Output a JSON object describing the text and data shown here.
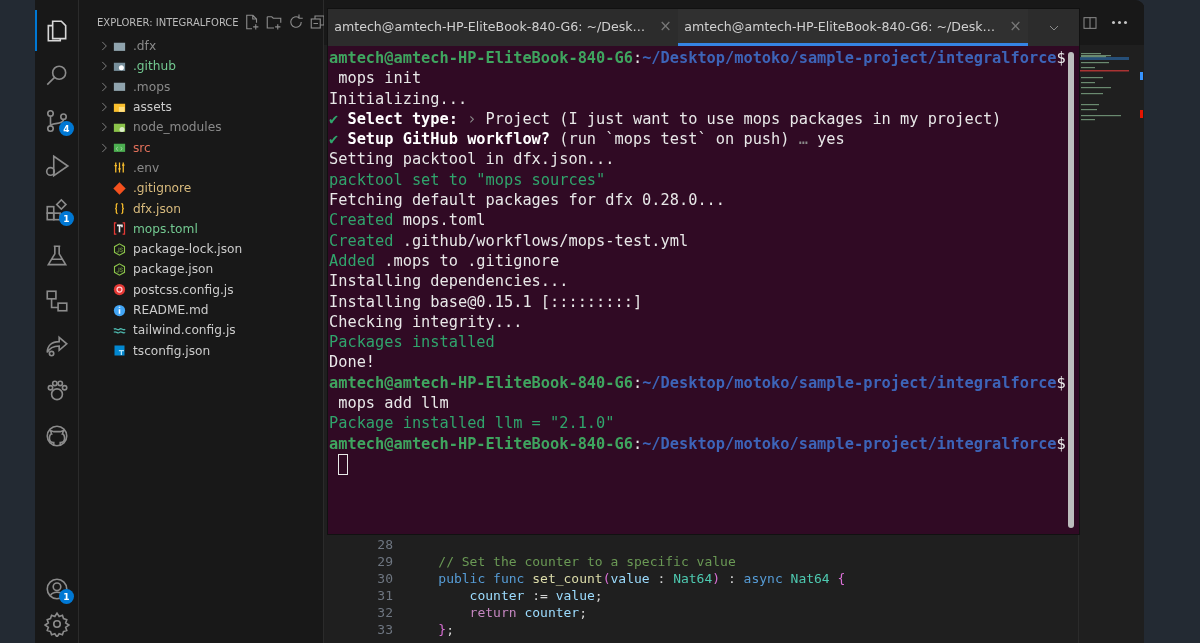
{
  "activity_bar": {
    "items": [
      {
        "selected": true
      },
      {
        "selected": false
      },
      {
        "selected": false,
        "badge": "4"
      },
      {
        "selected": false
      },
      {
        "selected": false,
        "badge": "1"
      },
      {
        "selected": false
      },
      {
        "selected": false
      },
      {
        "selected": false
      },
      {
        "selected": false
      },
      {
        "selected": false
      }
    ],
    "account_badge": "1"
  },
  "explorer": {
    "title": "EXPLORER: INTEGRALFORCE",
    "items": [
      {
        "name": ".dfx",
        "kind": "folder",
        "color": "#8a8a8a"
      },
      {
        "name": ".github",
        "kind": "folder",
        "color": "#73c991"
      },
      {
        "name": ".mops",
        "kind": "folder",
        "color": "#8a8a8a"
      },
      {
        "name": "assets",
        "kind": "folder",
        "color": "#cccccc"
      },
      {
        "name": "node_modules",
        "kind": "folder",
        "color": "#8a8a8a"
      },
      {
        "name": "src",
        "kind": "folder",
        "color": "#e2705a"
      },
      {
        "name": ".env",
        "kind": "file",
        "color": "#8a8a8a"
      },
      {
        "name": ".gitignore",
        "kind": "file",
        "color": "#d7ba7d"
      },
      {
        "name": "dfx.json",
        "kind": "file",
        "color": "#d7ba7d"
      },
      {
        "name": "mops.toml",
        "kind": "file",
        "color": "#73c991"
      },
      {
        "name": "package-lock.json",
        "kind": "file",
        "color": "#cccccc"
      },
      {
        "name": "package.json",
        "kind": "file",
        "color": "#cccccc"
      },
      {
        "name": "postcss.config.js",
        "kind": "file",
        "color": "#cccccc"
      },
      {
        "name": "README.md",
        "kind": "file",
        "color": "#cccccc"
      },
      {
        "name": "tailwind.config.js",
        "kind": "file",
        "color": "#cccccc"
      },
      {
        "name": "tsconfig.json",
        "kind": "file",
        "color": "#cccccc"
      }
    ]
  },
  "editor": {
    "lines": [
      {
        "number": "28"
      },
      {
        "number": "29",
        "segments": [
          {
            "kind": "comment",
            "text": "    // Set the counter to a specific value"
          }
        ]
      },
      {
        "number": "30",
        "segments": [
          {
            "kind": "keyword",
            "text": "    public func "
          },
          {
            "kind": "function",
            "text": "set_count"
          },
          {
            "kind": "bracket",
            "text": "("
          },
          {
            "kind": "variable",
            "text": "value"
          },
          {
            "kind": "plain",
            "text": " : "
          },
          {
            "kind": "type",
            "text": "Nat64"
          },
          {
            "kind": "bracket",
            "text": ")"
          },
          {
            "kind": "plain",
            "text": " : "
          },
          {
            "kind": "keyword",
            "text": "async "
          },
          {
            "kind": "type",
            "text": "Nat64 "
          },
          {
            "kind": "bracket",
            "text": "{"
          }
        ]
      },
      {
        "number": "31",
        "segments": [
          {
            "kind": "variable",
            "text": "        counter"
          },
          {
            "kind": "plain",
            "text": " := "
          },
          {
            "kind": "variable",
            "text": "value"
          },
          {
            "kind": "plain",
            "text": ";"
          }
        ]
      },
      {
        "number": "32",
        "segments": [
          {
            "kind": "control",
            "text": "        return "
          },
          {
            "kind": "variable",
            "text": "counter"
          },
          {
            "kind": "plain",
            "text": ";"
          }
        ]
      },
      {
        "number": "33",
        "segments": [
          {
            "kind": "bracket",
            "text": "    }"
          },
          {
            "kind": "plain",
            "text": ";"
          }
        ]
      }
    ]
  },
  "terminal": {
    "tabs": [
      {
        "title": "amtech@amtech-HP-EliteBook-840-G6: ~/Desk…",
        "close": "×",
        "selected": false
      },
      {
        "title": "amtech@amtech-HP-EliteBook-840-G6: ~/Desk…",
        "close": "×",
        "selected": true
      }
    ],
    "lines": [
      [
        {
          "kind": "user",
          "text": "amtech@amtech-HP-EliteBook-840-G6"
        },
        {
          "kind": "plain",
          "text": ":"
        },
        {
          "kind": "path",
          "text": "~/Desktop/motoko/sample-project/integralforce"
        },
        {
          "kind": "plain",
          "text": "$"
        }
      ],
      [
        {
          "kind": "plain",
          "text": " mops init"
        }
      ],
      [
        {
          "kind": "plain",
          "text": "Initializing..."
        }
      ],
      [
        {
          "kind": "green",
          "text": "✔ "
        },
        {
          "kind": "bold",
          "text": "Select type:"
        },
        {
          "kind": "dim",
          "text": " › "
        },
        {
          "kind": "plain",
          "text": "Project (I just want to use mops packages in my project)"
        }
      ],
      [
        {
          "kind": "green",
          "text": "✔ "
        },
        {
          "kind": "bold",
          "text": "Setup GitHub workflow?"
        },
        {
          "kind": "plain",
          "text": " (run `mops test` on push)"
        },
        {
          "kind": "dim",
          "text": " … "
        },
        {
          "kind": "plain",
          "text": "yes"
        }
      ],
      [
        {
          "kind": "plain",
          "text": "Setting packtool in dfx.json..."
        }
      ],
      [
        {
          "kind": "green",
          "text": "packtool set to \"mops sources\""
        }
      ],
      [
        {
          "kind": "plain",
          "text": "Fetching default packages for dfx 0.28.0..."
        }
      ],
      [
        {
          "kind": "green",
          "text": "Created"
        },
        {
          "kind": "plain",
          "text": " mops.toml"
        }
      ],
      [
        {
          "kind": "green",
          "text": "Created"
        },
        {
          "kind": "plain",
          "text": " .github/workflows/mops-test.yml"
        }
      ],
      [
        {
          "kind": "green",
          "text": "Added"
        },
        {
          "kind": "plain",
          "text": " .mops to .gitignore"
        }
      ],
      [
        {
          "kind": "plain",
          "text": "Installing dependencies..."
        }
      ],
      [
        {
          "kind": "plain",
          "text": "Installing base@0.15.1 [:::::::::]"
        }
      ],
      [
        {
          "kind": "plain",
          "text": "Checking integrity..."
        }
      ],
      [
        {
          "kind": "green",
          "text": "Packages installed"
        }
      ],
      [
        {
          "kind": "plain",
          "text": "Done!"
        }
      ],
      [
        {
          "kind": "user",
          "text": "amtech@amtech-HP-EliteBook-840-G6"
        },
        {
          "kind": "plain",
          "text": ":"
        },
        {
          "kind": "path",
          "text": "~/Desktop/motoko/sample-project/integralforce"
        },
        {
          "kind": "plain",
          "text": "$"
        }
      ],
      [
        {
          "kind": "plain",
          "text": " mops add llm"
        }
      ],
      [
        {
          "kind": "green",
          "text": "Package installed llm = \"2.1.0\""
        }
      ],
      [
        {
          "kind": "user",
          "text": "amtech@amtech-HP-EliteBook-840-G6"
        },
        {
          "kind": "plain",
          "text": ":"
        },
        {
          "kind": "path",
          "text": "~/Desktop/motoko/sample-project/integralforce"
        },
        {
          "kind": "plain",
          "text": "$"
        }
      ]
    ],
    "cursor": true
  }
}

■ Brief: Repeat every record above exactly, but leave out any pictures.

■ Solution to this exercise:
Output a JSON object describing the text and data shown here.
{
  "activity_bar": {
    "items": [
      {
        "selected": true
      },
      {
        "selected": false
      },
      {
        "selected": false,
        "badge": "4"
      },
      {
        "selected": false
      },
      {
        "selected": false,
        "badge": "1"
      },
      {
        "selected": false
      },
      {
        "selected": false
      },
      {
        "selected": false
      },
      {
        "selected": false
      },
      {
        "selected": false
      }
    ],
    "account_badge": "1"
  },
  "explorer": {
    "title": "EXPLORER: INTEGRALFORCE",
    "items": [
      {
        "name": ".dfx",
        "kind": "folder",
        "color": "#8a8a8a"
      },
      {
        "name": ".github",
        "kind": "folder",
        "color": "#73c991"
      },
      {
        "name": ".mops",
        "kind": "folder",
        "color": "#8a8a8a"
      },
      {
        "name": "assets",
        "kind": "folder",
        "color": "#cccccc"
      },
      {
        "name": "node_modules",
        "kind": "folder",
        "color": "#8a8a8a"
      },
      {
        "name": "src",
        "kind": "folder",
        "color": "#e2705a"
      },
      {
        "name": ".env",
        "kind": "file",
        "color": "#8a8a8a"
      },
      {
        "name": ".gitignore",
        "kind": "file",
        "color": "#d7ba7d"
      },
      {
        "name": "dfx.json",
        "kind": "file",
        "color": "#d7ba7d"
      },
      {
        "name": "mops.toml",
        "kind": "file",
        "color": "#73c991"
      },
      {
        "name": "package-lock.json",
        "kind": "file",
        "color": "#cccccc"
      },
      {
        "name": "package.json",
        "kind": "file",
        "color": "#cccccc"
      },
      {
        "name": "postcss.config.js",
        "kind": "file",
        "color": "#cccccc"
      },
      {
        "name": "README.md",
        "kind": "file",
        "color": "#cccccc"
      },
      {
        "name": "tailwind.config.js",
        "kind": "file",
        "color": "#cccccc"
      },
      {
        "name": "tsconfig.json",
        "kind": "file",
        "color": "#cccccc"
      }
    ]
  },
  "editor": {
    "lines": [
      {
        "number": "28"
      },
      {
        "number": "29",
        "segments": [
          {
            "kind": "comment",
            "text": "    // Set the counter to a specific value"
          }
        ]
      },
      {
        "number": "30",
        "segments": [
          {
            "kind": "keyword",
            "text": "    public func "
          },
          {
            "kind": "function",
            "text": "set_count"
          },
          {
            "kind": "bracket",
            "text": "("
          },
          {
            "kind": "variable",
            "text": "value"
          },
          {
            "kind": "plain",
            "text": " : "
          },
          {
            "kind": "type",
            "text": "Nat64"
          },
          {
            "kind": "bracket",
            "text": ")"
          },
          {
            "kind": "plain",
            "text": " : "
          },
          {
            "kind": "keyword",
            "text": "async "
          },
          {
            "kind": "type",
            "text": "Nat64 "
          },
          {
            "kind": "bracket",
            "text": "{"
          }
        ]
      },
      {
        "number": "31",
        "segments": [
          {
            "kind": "variable",
            "text": "        counter"
          },
          {
            "kind": "plain",
            "text": " := "
          },
          {
            "kind": "variable",
            "text": "value"
          },
          {
            "kind": "plain",
            "text": ";"
          }
        ]
      },
      {
        "number": "32",
        "segments": [
          {
            "kind": "control",
            "text": "        return "
          },
          {
            "kind": "variable",
            "text": "counter"
          },
          {
            "kind": "plain",
            "text": ";"
          }
        ]
      },
      {
        "number": "33",
        "segments": [
          {
            "kind": "bracket",
            "text": "    }"
          },
          {
            "kind": "plain",
            "text": ";"
          }
        ]
      }
    ]
  },
  "terminal": {
    "tabs": [
      {
        "title": "amtech@amtech-HP-EliteBook-840-G6: ~/Desk…",
        "close": "×",
        "selected": false
      },
      {
        "title": "amtech@amtech-HP-EliteBook-840-G6: ~/Desk…",
        "close": "×",
        "selected": true
      }
    ],
    "lines": [
      [
        {
          "kind": "user",
          "text": "amtech@amtech-HP-EliteBook-840-G6"
        },
        {
          "kind": "plain",
          "text": ":"
        },
        {
          "kind": "path",
          "text": "~/Desktop/motoko/sample-project/integralforce"
        },
        {
          "kind": "plain",
          "text": "$"
        }
      ],
      [
        {
          "kind": "plain",
          "text": " mops init"
        }
      ],
      [
        {
          "kind": "plain",
          "text": "Initializing..."
        }
      ],
      [
        {
          "kind": "green",
          "text": "✔ "
        },
        {
          "kind": "bold",
          "text": "Select type:"
        },
        {
          "kind": "dim",
          "text": " › "
        },
        {
          "kind": "plain",
          "text": "Project (I just want to use mops packages in my project)"
        }
      ],
      [
        {
          "kind": "green",
          "text": "✔ "
        },
        {
          "kind": "bold",
          "text": "Setup GitHub workflow?"
        },
        {
          "kind": "plain",
          "text": " (run `mops test` on push)"
        },
        {
          "kind": "dim",
          "text": " … "
        },
        {
          "kind": "plain",
          "text": "yes"
        }
      ],
      [
        {
          "kind": "plain",
          "text": "Setting packtool in dfx.json..."
        }
      ],
      [
        {
          "kind": "green",
          "text": "packtool set to \"mops sources\""
        }
      ],
      [
        {
          "kind": "plain",
          "text": "Fetching default packages for dfx 0.28.0..."
        }
      ],
      [
        {
          "kind": "green",
          "text": "Created"
        },
        {
          "kind": "plain",
          "text": " mops.toml"
        }
      ],
      [
        {
          "kind": "green",
          "text": "Created"
        },
        {
          "kind": "plain",
          "text": " .github/workflows/mops-test.yml"
        }
      ],
      [
        {
          "kind": "green",
          "text": "Added"
        },
        {
          "kind": "plain",
          "text": " .mops to .gitignore"
        }
      ],
      [
        {
          "kind": "plain",
          "text": "Installing dependencies..."
        }
      ],
      [
        {
          "kind": "plain",
          "text": "Installing base@0.15.1 [:::::::::]"
        }
      ],
      [
        {
          "kind": "plain",
          "text": "Checking integrity..."
        }
      ],
      [
        {
          "kind": "green",
          "text": "Packages installed"
        }
      ],
      [
        {
          "kind": "plain",
          "text": "Done!"
        }
      ],
      [
        {
          "kind": "user",
          "text": "amtech@amtech-HP-EliteBook-840-G6"
        },
        {
          "kind": "plain",
          "text": ":"
        },
        {
          "kind": "path",
          "text": "~/Desktop/motoko/sample-project/integralforce"
        },
        {
          "kind": "plain",
          "text": "$"
        }
      ],
      [
        {
          "kind": "plain",
          "text": " mops add llm"
        }
      ],
      [
        {
          "kind": "green",
          "text": "Package installed llm = \"2.1.0\""
        }
      ],
      [
        {
          "kind": "user",
          "text": "amtech@amtech-HP-EliteBook-840-G6"
        },
        {
          "kind": "plain",
          "text": ":"
        },
        {
          "kind": "path",
          "text": "~/Desktop/motoko/sample-project/integralforce"
        },
        {
          "kind": "plain",
          "text": "$"
        }
      ]
    ],
    "cursor": true
  }
}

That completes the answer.